**Items listed in a dataset:**
^^^^
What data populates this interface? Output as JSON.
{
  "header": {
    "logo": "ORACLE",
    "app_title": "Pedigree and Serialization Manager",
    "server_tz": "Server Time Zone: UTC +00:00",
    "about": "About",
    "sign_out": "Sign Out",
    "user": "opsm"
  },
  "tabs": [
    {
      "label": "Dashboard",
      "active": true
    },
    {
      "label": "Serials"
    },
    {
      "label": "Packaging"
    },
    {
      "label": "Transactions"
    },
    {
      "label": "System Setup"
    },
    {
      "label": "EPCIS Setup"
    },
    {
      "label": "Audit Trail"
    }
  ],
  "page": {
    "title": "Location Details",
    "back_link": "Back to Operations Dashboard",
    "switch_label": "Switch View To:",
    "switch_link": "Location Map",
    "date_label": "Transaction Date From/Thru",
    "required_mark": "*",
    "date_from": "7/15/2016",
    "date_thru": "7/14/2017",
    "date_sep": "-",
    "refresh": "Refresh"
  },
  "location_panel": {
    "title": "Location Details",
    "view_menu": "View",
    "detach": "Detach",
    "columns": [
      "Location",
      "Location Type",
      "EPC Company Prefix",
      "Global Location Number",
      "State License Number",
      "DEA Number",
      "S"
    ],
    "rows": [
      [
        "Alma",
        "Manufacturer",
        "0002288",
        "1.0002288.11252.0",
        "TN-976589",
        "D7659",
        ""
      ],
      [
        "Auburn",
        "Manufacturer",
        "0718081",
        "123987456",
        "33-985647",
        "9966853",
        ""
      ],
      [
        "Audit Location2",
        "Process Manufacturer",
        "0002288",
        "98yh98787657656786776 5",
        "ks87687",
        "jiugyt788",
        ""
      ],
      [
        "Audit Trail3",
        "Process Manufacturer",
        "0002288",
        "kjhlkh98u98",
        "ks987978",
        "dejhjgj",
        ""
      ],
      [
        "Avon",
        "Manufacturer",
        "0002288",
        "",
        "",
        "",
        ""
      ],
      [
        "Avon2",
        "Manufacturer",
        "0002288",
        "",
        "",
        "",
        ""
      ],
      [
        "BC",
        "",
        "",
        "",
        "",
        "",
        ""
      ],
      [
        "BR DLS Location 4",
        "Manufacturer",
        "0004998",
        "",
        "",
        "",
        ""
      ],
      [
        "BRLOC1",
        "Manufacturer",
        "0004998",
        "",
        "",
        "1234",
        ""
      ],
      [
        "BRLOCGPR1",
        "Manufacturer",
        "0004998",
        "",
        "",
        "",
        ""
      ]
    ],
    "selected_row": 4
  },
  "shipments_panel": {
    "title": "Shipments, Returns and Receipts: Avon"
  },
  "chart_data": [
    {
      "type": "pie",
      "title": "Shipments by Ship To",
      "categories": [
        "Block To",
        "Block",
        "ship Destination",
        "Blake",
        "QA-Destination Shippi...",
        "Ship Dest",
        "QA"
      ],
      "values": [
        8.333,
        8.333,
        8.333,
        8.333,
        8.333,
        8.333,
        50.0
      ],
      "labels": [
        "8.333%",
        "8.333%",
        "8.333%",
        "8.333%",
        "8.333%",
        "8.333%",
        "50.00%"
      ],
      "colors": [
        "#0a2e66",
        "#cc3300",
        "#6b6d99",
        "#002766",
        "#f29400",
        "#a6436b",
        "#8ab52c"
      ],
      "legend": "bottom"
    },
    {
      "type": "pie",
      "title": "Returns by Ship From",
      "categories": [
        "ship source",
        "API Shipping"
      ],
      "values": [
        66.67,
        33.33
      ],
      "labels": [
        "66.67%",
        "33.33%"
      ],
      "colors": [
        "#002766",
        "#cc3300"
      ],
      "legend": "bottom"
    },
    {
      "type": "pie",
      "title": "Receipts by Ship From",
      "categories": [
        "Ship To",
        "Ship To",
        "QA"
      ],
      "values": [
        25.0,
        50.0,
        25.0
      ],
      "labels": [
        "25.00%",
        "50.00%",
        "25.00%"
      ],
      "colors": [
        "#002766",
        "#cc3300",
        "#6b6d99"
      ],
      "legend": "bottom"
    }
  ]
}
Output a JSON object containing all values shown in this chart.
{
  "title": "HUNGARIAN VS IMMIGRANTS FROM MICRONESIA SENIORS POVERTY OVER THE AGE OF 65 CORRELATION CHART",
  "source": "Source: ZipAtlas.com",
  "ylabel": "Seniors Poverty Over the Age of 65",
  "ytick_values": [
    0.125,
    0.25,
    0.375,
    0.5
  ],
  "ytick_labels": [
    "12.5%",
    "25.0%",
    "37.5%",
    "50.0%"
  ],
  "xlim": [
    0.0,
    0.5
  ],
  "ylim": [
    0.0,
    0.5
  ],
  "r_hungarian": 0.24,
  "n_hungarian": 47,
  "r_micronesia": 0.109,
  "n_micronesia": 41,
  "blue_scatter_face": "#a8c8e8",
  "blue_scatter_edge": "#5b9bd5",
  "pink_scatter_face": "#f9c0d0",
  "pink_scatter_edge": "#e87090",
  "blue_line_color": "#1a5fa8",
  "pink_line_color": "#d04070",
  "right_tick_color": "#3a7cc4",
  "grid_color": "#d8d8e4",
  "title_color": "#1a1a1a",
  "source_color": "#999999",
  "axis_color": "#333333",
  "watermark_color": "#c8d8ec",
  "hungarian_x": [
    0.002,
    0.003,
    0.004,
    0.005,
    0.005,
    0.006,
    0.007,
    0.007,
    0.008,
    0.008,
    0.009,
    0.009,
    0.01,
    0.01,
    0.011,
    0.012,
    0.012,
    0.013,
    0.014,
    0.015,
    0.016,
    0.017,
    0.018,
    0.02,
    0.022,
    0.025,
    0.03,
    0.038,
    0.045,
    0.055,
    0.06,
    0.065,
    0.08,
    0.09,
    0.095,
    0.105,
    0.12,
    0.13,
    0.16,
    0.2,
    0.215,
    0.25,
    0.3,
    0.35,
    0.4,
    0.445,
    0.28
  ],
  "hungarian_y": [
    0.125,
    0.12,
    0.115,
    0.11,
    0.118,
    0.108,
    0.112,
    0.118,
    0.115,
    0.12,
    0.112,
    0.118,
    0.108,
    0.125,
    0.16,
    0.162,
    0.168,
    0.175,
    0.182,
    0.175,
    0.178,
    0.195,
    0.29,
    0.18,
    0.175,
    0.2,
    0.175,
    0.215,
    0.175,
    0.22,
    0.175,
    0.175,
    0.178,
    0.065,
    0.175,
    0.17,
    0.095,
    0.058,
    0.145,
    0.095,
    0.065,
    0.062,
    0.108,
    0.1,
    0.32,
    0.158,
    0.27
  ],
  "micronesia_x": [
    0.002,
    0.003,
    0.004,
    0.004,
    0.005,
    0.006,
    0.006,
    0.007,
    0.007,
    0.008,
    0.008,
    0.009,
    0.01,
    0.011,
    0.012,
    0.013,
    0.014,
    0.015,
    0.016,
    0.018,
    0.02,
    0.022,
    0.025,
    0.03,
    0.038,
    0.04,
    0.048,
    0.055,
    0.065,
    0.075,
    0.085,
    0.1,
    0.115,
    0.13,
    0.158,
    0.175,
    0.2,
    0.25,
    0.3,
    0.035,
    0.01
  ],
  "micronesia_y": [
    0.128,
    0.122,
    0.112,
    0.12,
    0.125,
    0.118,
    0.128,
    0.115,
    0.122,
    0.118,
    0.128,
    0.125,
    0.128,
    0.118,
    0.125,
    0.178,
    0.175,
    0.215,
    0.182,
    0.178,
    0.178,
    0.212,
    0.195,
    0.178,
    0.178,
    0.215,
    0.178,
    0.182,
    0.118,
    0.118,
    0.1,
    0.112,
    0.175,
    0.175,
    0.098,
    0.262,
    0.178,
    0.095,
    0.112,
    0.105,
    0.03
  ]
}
^^^^
Reproduce each line of the material above precisely.

**Response for this exercise:**
What data populates this interface? Output as JSON.
{
  "header": {
    "logo": "ORACLE",
    "app_title": "Pedigree and Serialization Manager",
    "server_tz": "Server Time Zone: UTC +00:00",
    "about": "About",
    "sign_out": "Sign Out",
    "user": "opsm"
  },
  "tabs": [
    {
      "label": "Dashboard",
      "active": true
    },
    {
      "label": "Serials"
    },
    {
      "label": "Packaging"
    },
    {
      "label": "Transactions"
    },
    {
      "label": "System Setup"
    },
    {
      "label": "EPCIS Setup"
    },
    {
      "label": "Audit Trail"
    }
  ],
  "page": {
    "title": "Location Details",
    "back_link": "Back to Operations Dashboard",
    "switch_label": "Switch View To:",
    "switch_link": "Location Map",
    "date_label": "Transaction Date From/Thru",
    "required_mark": "*",
    "date_from": "7/15/2016",
    "date_thru": "7/14/2017",
    "date_sep": "-",
    "refresh": "Refresh"
  },
  "location_panel": {
    "title": "Location Details",
    "view_menu": "View",
    "detach": "Detach",
    "columns": [
      "Location",
      "Location Type",
      "EPC Company Prefix",
      "Global Location Number",
      "State License Number",
      "DEA Number",
      "S"
    ],
    "rows": [
      [
        "Alma",
        "Manufacturer",
        "0002288",
        "1.0002288.11252.0",
        "TN-976589",
        "D7659",
        ""
      ],
      [
        "Auburn",
        "Manufacturer",
        "0718081",
        "123987456",
        "33-985647",
        "9966853",
        ""
      ],
      [
        "Audit Location2",
        "Process Manufacturer",
        "0002288",
        "98yh98787657656786776 5",
        "ks87687",
        "jiugyt788",
        ""
      ],
      [
        "Audit Trail3",
        "Process Manufacturer",
        "0002288",
        "kjhlkh98u98",
        "ks987978",
        "dejhjgj",
        ""
      ],
      [
        "Avon",
        "Manufacturer",
        "0002288",
        "",
        "",
        "",
        ""
      ],
      [
        "Avon2",
        "Manufacturer",
        "0002288",
        "",
        "",
        "",
        ""
      ],
      [
        "BC",
        "",
        "",
        "",
        "",
        "",
        ""
      ],
      [
        "BR DLS Location 4",
        "Manufacturer",
        "0004998",
        "",
        "",
        "",
        ""
      ],
      [
        "BRLOC1",
        "Manufacturer",
        "0004998",
        "",
        "",
        "1234",
        ""
      ],
      [
        "BRLOCGPR1",
        "Manufacturer",
        "0004998",
        "",
        "",
        "",
        ""
      ]
    ],
    "selected_row": 4
  },
  "shipments_panel": {
    "title": "Shipments, Returns and Receipts: Avon"
  },
  "chart_data": [
    {
      "type": "pie",
      "title": "Shipments by Ship To",
      "categories": [
        "Block To",
        "Block",
        "ship Destination",
        "Blake",
        "QA-Destination Shippi...",
        "Ship Dest",
        "QA"
      ],
      "values": [
        8.333,
        8.333,
        8.333,
        8.333,
        8.333,
        8.333,
        50.0
      ],
      "labels": [
        "8.333%",
        "8.333%",
        "8.333%",
        "8.333%",
        "8.333%",
        "8.333%",
        "50.00%"
      ],
      "colors": [
        "#0a2e66",
        "#cc3300",
        "#6b6d99",
        "#002766",
        "#f29400",
        "#a6436b",
        "#8ab52c"
      ],
      "legend": "bottom"
    },
    {
      "type": "pie",
      "title": "Returns by Ship From",
      "categories": [
        "ship source",
        "API Shipping"
      ],
      "values": [
        66.67,
        33.33
      ],
      "labels": [
        "66.67%",
        "33.33%"
      ],
      "colors": [
        "#002766",
        "#cc3300"
      ],
      "legend": "bottom"
    },
    {
      "type": "pie",
      "title": "Receipts by Ship From",
      "categories": [
        "Ship To",
        "Ship To",
        "QA"
      ],
      "values": [
        25.0,
        50.0,
        25.0
      ],
      "labels": [
        "25.00%",
        "50.00%",
        "25.00%"
      ],
      "colors": [
        "#002766",
        "#cc3300",
        "#6b6d99"
      ],
      "legend": "bottom"
    }
  ]
}
Output a JSON object containing all values shown in this chart.
{
  "title": "HUNGARIAN VS IMMIGRANTS FROM MICRONESIA SENIORS POVERTY OVER THE AGE OF 65 CORRELATION CHART",
  "source": "Source: ZipAtlas.com",
  "ylabel": "Seniors Poverty Over the Age of 65",
  "ytick_values": [
    0.125,
    0.25,
    0.375,
    0.5
  ],
  "ytick_labels": [
    "12.5%",
    "25.0%",
    "37.5%",
    "50.0%"
  ],
  "xlim": [
    0.0,
    0.5
  ],
  "ylim": [
    0.0,
    0.5
  ],
  "r_hungarian": 0.24,
  "n_hungarian": 47,
  "r_micronesia": 0.109,
  "n_micronesia": 41,
  "blue_scatter_face": "#a8c8e8",
  "blue_scatter_edge": "#5b9bd5",
  "pink_scatter_face": "#f9c0d0",
  "pink_scatter_edge": "#e87090",
  "blue_line_color": "#1a5fa8",
  "pink_line_color": "#d04070",
  "right_tick_color": "#3a7cc4",
  "grid_color": "#d8d8e4",
  "title_color": "#1a1a1a",
  "source_color": "#999999",
  "axis_color": "#333333",
  "watermark_color": "#c8d8ec",
  "hungarian_x": [
    0.002,
    0.003,
    0.004,
    0.005,
    0.005,
    0.006,
    0.007,
    0.007,
    0.008,
    0.008,
    0.009,
    0.009,
    0.01,
    0.01,
    0.011,
    0.012,
    0.012,
    0.013,
    0.014,
    0.015,
    0.016,
    0.017,
    0.018,
    0.02,
    0.022,
    0.025,
    0.03,
    0.038,
    0.045,
    0.055,
    0.06,
    0.065,
    0.08,
    0.09,
    0.095,
    0.105,
    0.12,
    0.13,
    0.16,
    0.2,
    0.215,
    0.25,
    0.3,
    0.35,
    0.4,
    0.445,
    0.28
  ],
  "hungarian_y": [
    0.125,
    0.12,
    0.115,
    0.11,
    0.118,
    0.108,
    0.112,
    0.118,
    0.115,
    0.12,
    0.112,
    0.118,
    0.108,
    0.125,
    0.16,
    0.162,
    0.168,
    0.175,
    0.182,
    0.175,
    0.178,
    0.195,
    0.29,
    0.18,
    0.175,
    0.2,
    0.175,
    0.215,
    0.175,
    0.22,
    0.175,
    0.175,
    0.178,
    0.065,
    0.175,
    0.17,
    0.095,
    0.058,
    0.145,
    0.095,
    0.065,
    0.062,
    0.108,
    0.1,
    0.32,
    0.158,
    0.27
  ],
  "micronesia_x": [
    0.002,
    0.003,
    0.004,
    0.004,
    0.005,
    0.006,
    0.006,
    0.007,
    0.007,
    0.008,
    0.008,
    0.009,
    0.01,
    0.011,
    0.012,
    0.013,
    0.014,
    0.015,
    0.016,
    0.018,
    0.02,
    0.022,
    0.025,
    0.03,
    0.038,
    0.04,
    0.048,
    0.055,
    0.065,
    0.075,
    0.085,
    0.1,
    0.115,
    0.13,
    0.158,
    0.175,
    0.2,
    0.25,
    0.3,
    0.035,
    0.01
  ],
  "micronesia_y": [
    0.128,
    0.122,
    0.112,
    0.12,
    0.125,
    0.118,
    0.128,
    0.115,
    0.122,
    0.118,
    0.128,
    0.125,
    0.128,
    0.118,
    0.125,
    0.178,
    0.175,
    0.215,
    0.182,
    0.178,
    0.178,
    0.212,
    0.195,
    0.178,
    0.178,
    0.215,
    0.178,
    0.182,
    0.118,
    0.118,
    0.1,
    0.112,
    0.175,
    0.175,
    0.098,
    0.262,
    0.178,
    0.095,
    0.112,
    0.105,
    0.03
  ]
}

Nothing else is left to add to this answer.